Dataset excerpt:
-*-
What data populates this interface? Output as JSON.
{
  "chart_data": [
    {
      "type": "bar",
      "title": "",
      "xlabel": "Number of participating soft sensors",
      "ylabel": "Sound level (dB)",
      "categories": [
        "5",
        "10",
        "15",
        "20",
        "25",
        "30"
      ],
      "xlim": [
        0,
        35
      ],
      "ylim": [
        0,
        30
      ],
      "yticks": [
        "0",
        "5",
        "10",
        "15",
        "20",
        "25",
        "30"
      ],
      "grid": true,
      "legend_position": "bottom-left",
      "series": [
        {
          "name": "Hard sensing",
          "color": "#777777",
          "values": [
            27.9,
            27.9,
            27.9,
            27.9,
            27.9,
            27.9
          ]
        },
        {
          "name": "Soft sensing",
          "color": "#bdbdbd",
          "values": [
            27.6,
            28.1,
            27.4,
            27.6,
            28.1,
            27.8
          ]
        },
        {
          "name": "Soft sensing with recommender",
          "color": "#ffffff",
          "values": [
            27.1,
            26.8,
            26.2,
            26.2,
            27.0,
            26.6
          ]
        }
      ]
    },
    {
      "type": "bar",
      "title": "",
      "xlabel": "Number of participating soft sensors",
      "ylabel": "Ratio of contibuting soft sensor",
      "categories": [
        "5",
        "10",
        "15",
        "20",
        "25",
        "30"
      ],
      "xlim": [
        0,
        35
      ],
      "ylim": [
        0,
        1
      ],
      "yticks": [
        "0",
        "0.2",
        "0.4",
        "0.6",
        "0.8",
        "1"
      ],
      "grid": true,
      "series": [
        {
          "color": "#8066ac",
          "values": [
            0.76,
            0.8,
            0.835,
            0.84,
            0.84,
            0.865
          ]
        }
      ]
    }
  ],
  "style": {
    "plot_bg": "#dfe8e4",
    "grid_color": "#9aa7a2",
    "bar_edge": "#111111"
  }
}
-*-
**Task to complete**
Your task is to collect every line above that contains the word "ylabel".

**Correct answer**
      "ylabel": "Sound level (dB)",
      "ylabel": "Ratio of contibuting soft sensor",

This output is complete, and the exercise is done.